Il y a une coïncidence entre crise économique et xénophobie en Afrique du sud.
En 2008, au pic de la crise financière internationale, une vague d'attaques xénophobes a causé 42 morts, des centaines de blessés et poussée près de 2500 personnes à quitter leurs milieux.
En 2019, à l'approche d'un nouveau cycle de crise économique, alors que l'économie sud-africaine montre tous les indices de crise, il y a de nouvelles attaques xénophobes.

Officiellement le bilan est de 12 morts dont 10 sud-africains et 2 étrangers. Mais, à en croire les réfugiés, tous ces chiffres sont faux.
Apres 25 ans de pouvoir, l'alliance l'ANC-COSATU-SACP n'a pas pu reverser la courbe de la misère et de la pauvreté au pays. D'après les statistiques officielles, le taux de chômage dépasse 35%. ¼ de la population est touchée par la malnutrition et près de 28% d'autres s'en approchent. En d'autres termes, plus de 50% de la population est dans le besoin. On estime à près de 30% d'enfants en retard de croissance et un grand nombre de femmes ont des déformations corporelles suite à une pauvre alimentation. Dans la classe ouvrière, les statiques gouvernementales estiment à 70% le nombre des femmes en surpoids de suite à une alimentation désordonnée.
Paradoxalement, l'Afrique du sud a une grande réserve de minerais. Selon Investment Bank Citigroup, ces réserves sont estimées à 2.500 milliards. Et la même banque considère que ceci représente l'une des plus larges et diversifiées quantité de minerais.

→ CONSIGNES
1. Quelles sont toutes les organisations qui forment l'alliance au pouvoir citée dans le texte fourni ?
2. D'après le texte fourni, combien de morts la vague d'attaques xénophobes de 2008 a-t-elle causés ?

Entrées d'annotation spatiale
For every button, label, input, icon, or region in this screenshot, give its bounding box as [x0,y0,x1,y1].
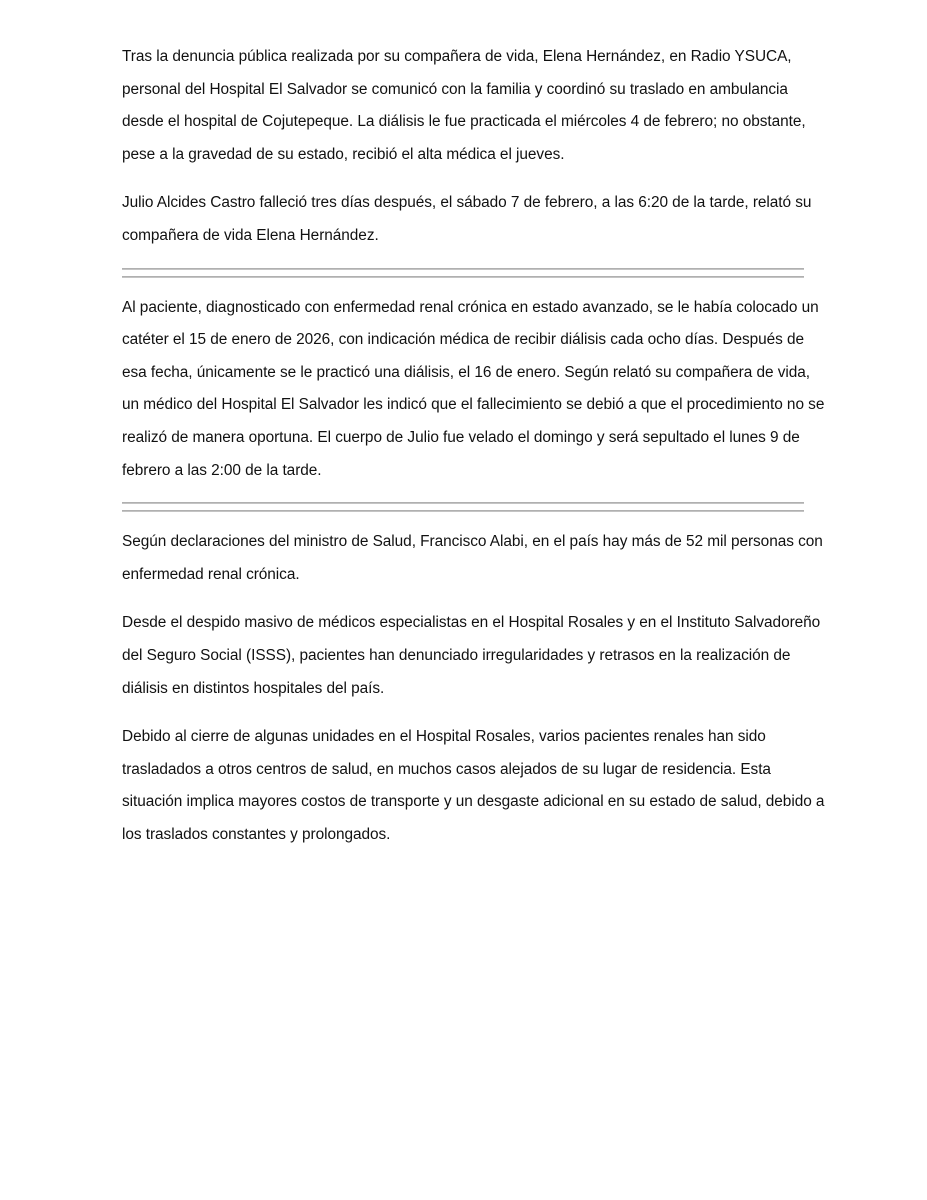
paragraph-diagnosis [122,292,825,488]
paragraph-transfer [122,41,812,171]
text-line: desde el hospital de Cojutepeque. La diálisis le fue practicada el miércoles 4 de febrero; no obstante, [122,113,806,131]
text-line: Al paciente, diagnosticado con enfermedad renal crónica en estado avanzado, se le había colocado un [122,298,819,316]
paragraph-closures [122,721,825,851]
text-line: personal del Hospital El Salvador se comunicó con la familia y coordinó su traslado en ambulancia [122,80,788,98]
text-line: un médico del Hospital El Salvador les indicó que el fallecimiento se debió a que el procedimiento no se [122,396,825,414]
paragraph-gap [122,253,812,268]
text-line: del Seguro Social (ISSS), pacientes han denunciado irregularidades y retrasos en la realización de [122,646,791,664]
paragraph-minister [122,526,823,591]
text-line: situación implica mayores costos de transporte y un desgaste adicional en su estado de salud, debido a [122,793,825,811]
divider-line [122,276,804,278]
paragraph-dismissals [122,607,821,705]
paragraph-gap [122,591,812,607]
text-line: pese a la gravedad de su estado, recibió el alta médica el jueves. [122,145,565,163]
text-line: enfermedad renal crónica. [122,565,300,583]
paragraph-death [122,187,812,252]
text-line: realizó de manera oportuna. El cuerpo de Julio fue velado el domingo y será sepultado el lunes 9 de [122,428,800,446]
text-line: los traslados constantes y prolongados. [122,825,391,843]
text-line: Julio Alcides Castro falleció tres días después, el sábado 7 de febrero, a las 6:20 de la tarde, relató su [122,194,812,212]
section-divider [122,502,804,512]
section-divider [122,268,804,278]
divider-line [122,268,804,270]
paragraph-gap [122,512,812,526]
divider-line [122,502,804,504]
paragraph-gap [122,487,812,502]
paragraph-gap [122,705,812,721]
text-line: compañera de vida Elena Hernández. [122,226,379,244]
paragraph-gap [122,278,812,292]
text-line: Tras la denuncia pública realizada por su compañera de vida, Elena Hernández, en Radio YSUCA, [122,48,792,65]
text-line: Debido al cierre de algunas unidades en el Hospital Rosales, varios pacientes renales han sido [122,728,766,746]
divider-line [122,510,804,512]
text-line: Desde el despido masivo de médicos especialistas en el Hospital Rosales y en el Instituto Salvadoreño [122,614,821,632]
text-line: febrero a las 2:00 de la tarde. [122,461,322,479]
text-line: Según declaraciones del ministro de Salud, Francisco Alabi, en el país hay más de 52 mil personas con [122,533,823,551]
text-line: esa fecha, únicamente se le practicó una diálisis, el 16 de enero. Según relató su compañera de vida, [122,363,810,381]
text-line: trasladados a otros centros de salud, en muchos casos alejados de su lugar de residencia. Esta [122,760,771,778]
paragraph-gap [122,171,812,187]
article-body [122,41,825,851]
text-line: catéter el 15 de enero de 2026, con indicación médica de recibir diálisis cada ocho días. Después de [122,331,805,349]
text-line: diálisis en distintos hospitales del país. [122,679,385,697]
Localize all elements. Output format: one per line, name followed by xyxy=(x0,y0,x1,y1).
---
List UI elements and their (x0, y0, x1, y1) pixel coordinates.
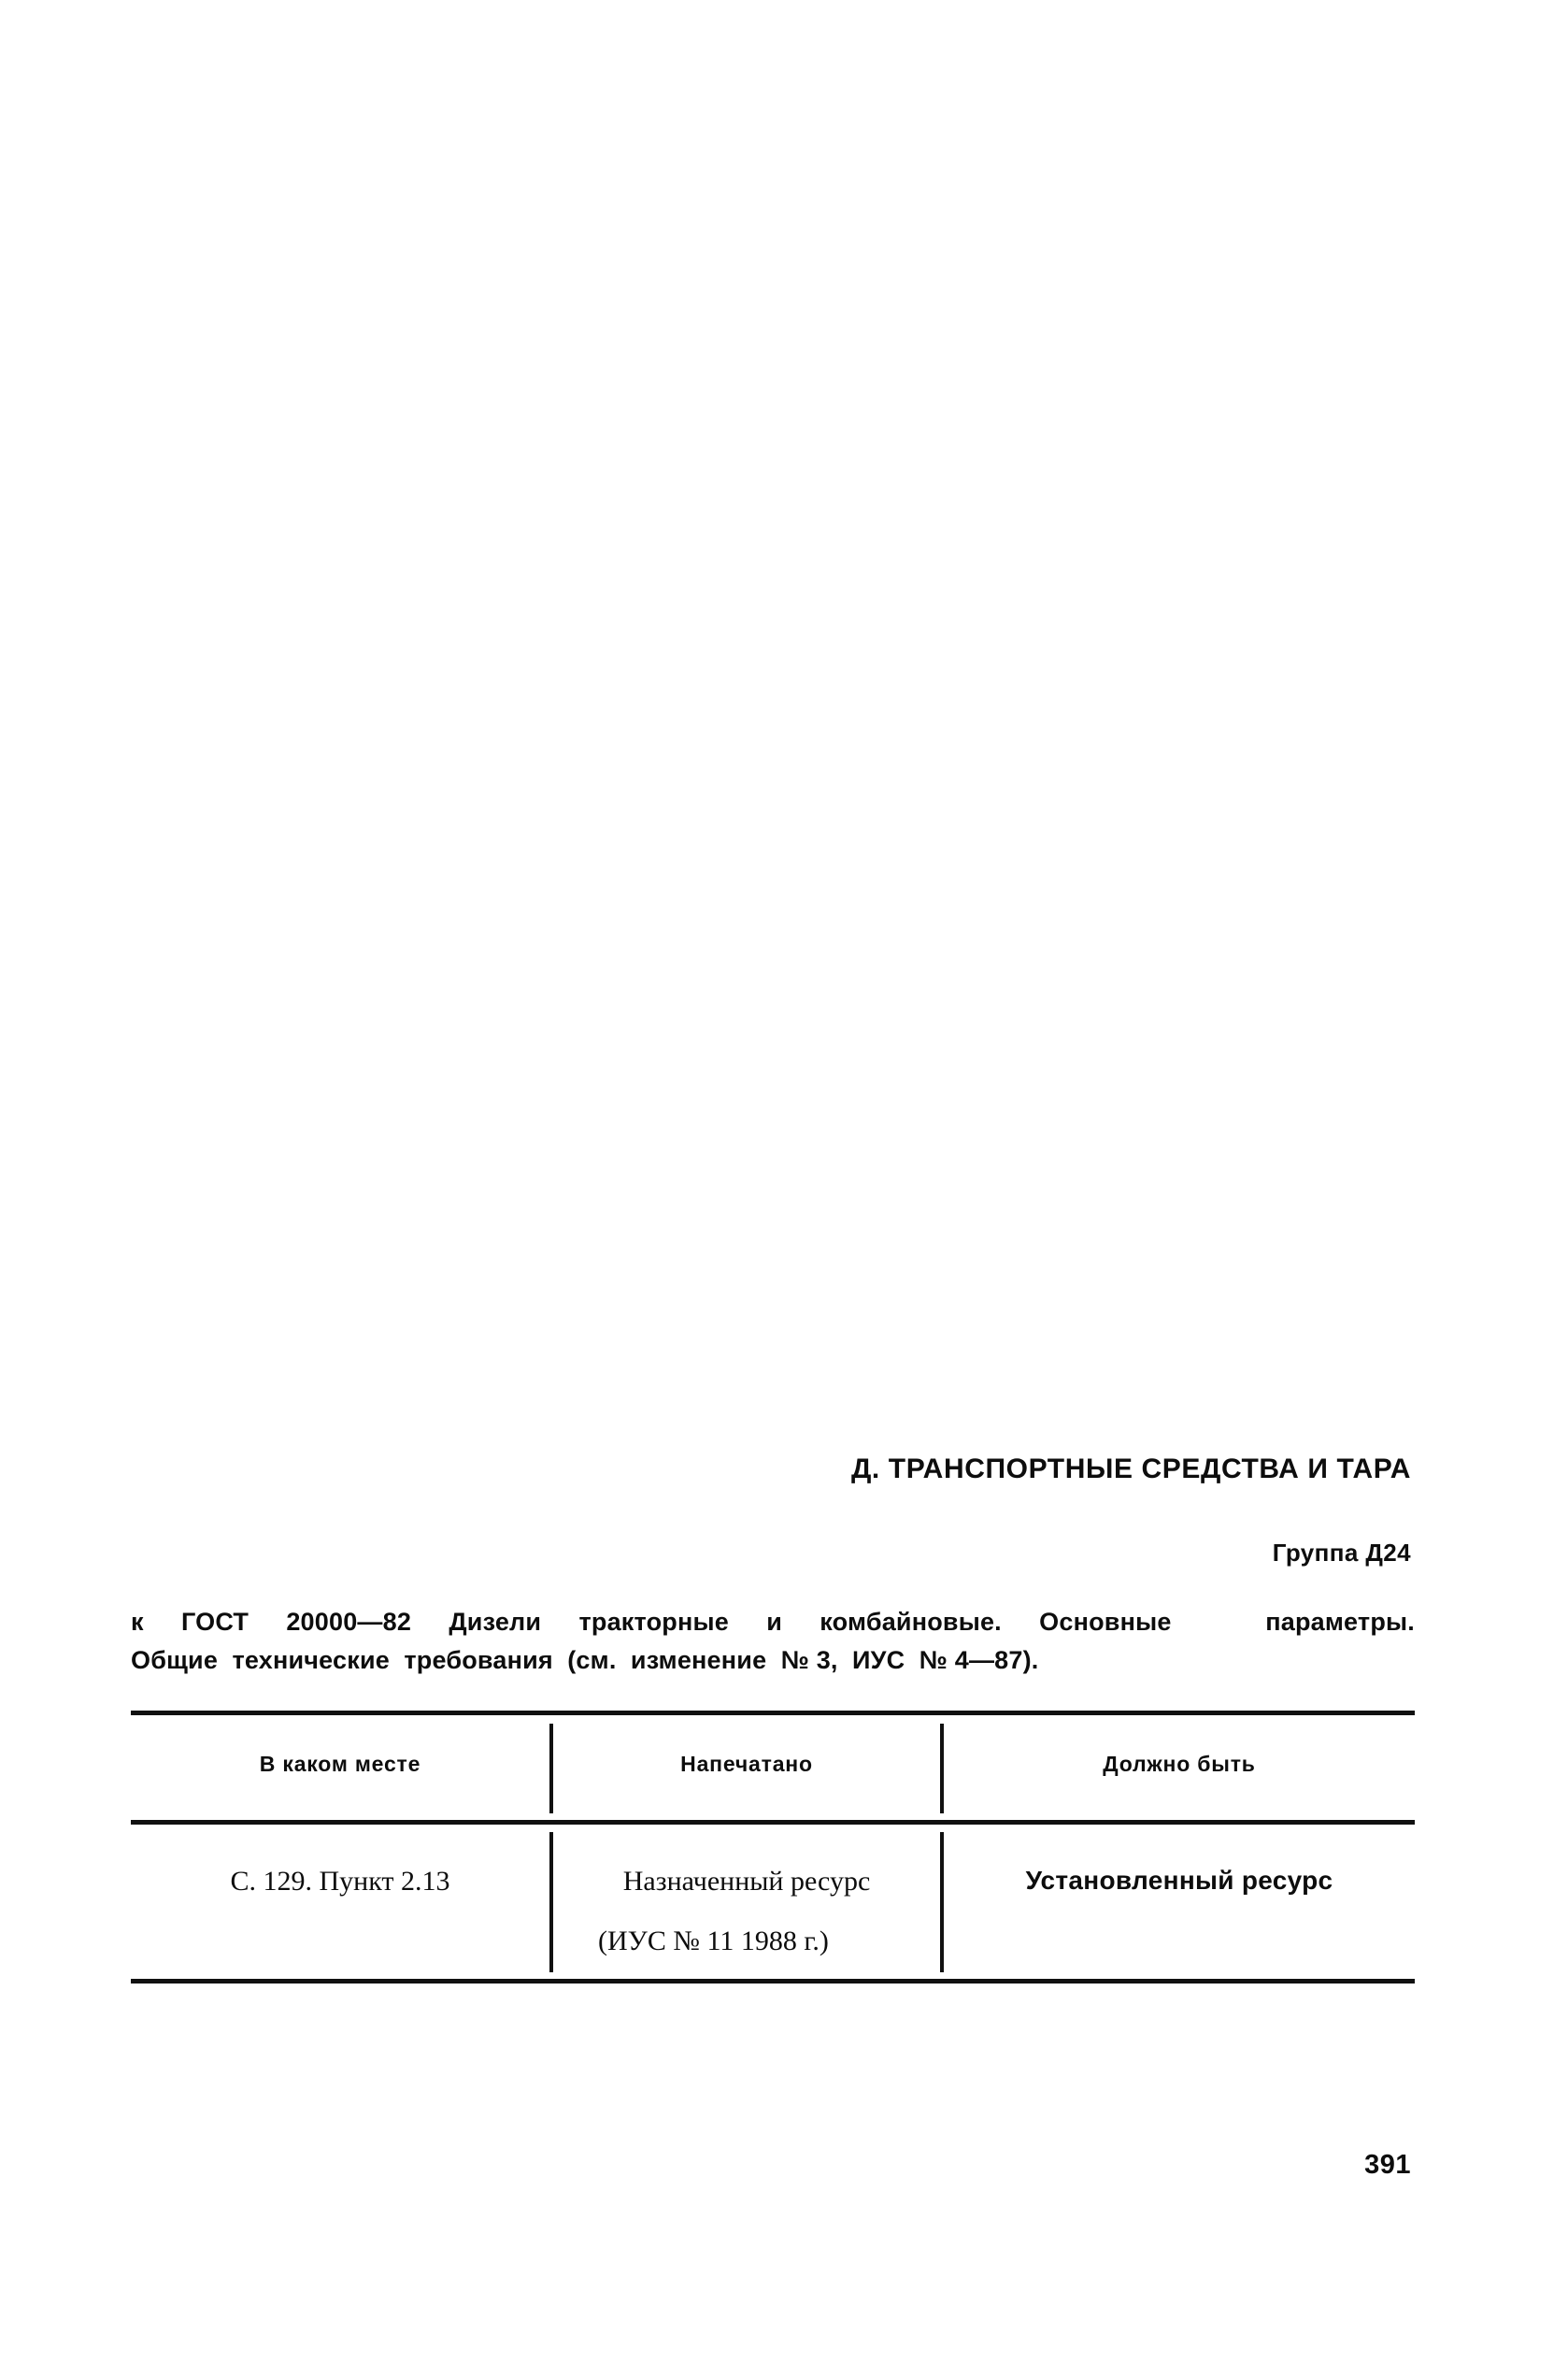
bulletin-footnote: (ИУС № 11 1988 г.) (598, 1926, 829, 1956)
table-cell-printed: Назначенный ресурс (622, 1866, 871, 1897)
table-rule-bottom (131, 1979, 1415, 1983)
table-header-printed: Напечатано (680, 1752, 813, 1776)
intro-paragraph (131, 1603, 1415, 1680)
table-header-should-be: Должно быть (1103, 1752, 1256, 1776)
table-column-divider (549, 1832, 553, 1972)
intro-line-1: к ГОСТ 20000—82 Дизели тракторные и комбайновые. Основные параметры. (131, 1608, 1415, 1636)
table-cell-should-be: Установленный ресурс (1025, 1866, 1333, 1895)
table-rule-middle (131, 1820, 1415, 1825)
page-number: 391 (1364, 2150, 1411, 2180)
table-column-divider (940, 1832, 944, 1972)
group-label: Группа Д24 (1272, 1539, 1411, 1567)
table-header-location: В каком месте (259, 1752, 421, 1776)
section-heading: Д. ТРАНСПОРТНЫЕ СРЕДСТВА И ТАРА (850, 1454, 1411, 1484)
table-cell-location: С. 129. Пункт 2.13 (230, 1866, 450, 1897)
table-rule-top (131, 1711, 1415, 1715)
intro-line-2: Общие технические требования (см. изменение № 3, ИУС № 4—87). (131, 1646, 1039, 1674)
---
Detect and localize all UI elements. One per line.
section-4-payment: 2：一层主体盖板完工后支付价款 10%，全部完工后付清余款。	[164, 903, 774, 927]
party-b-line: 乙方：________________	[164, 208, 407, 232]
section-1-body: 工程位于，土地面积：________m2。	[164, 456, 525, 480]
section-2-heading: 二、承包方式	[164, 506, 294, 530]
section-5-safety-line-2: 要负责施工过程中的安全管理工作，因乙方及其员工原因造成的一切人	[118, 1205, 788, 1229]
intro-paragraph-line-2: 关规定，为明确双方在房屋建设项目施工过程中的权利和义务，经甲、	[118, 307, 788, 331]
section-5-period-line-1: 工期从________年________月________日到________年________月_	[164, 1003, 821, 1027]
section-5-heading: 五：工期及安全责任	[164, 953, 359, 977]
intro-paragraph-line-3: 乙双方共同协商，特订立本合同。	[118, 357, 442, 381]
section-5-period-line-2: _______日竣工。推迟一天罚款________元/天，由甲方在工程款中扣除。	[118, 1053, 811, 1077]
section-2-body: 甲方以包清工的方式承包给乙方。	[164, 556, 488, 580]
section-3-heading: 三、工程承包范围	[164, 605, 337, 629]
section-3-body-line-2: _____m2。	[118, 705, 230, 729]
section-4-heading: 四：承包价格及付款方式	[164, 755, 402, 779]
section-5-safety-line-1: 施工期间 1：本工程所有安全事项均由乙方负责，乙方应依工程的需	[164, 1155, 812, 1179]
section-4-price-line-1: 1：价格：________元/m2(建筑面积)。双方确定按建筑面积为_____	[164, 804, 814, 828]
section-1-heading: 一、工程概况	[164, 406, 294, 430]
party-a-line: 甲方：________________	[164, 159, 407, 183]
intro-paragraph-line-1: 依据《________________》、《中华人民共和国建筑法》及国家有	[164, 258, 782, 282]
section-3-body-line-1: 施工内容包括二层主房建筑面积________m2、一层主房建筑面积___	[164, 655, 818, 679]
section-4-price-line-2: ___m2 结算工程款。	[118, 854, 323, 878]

→ RÉPONSES AUX CONSIGNES
1. ANC, COSATU, SACP

2. 42 morts.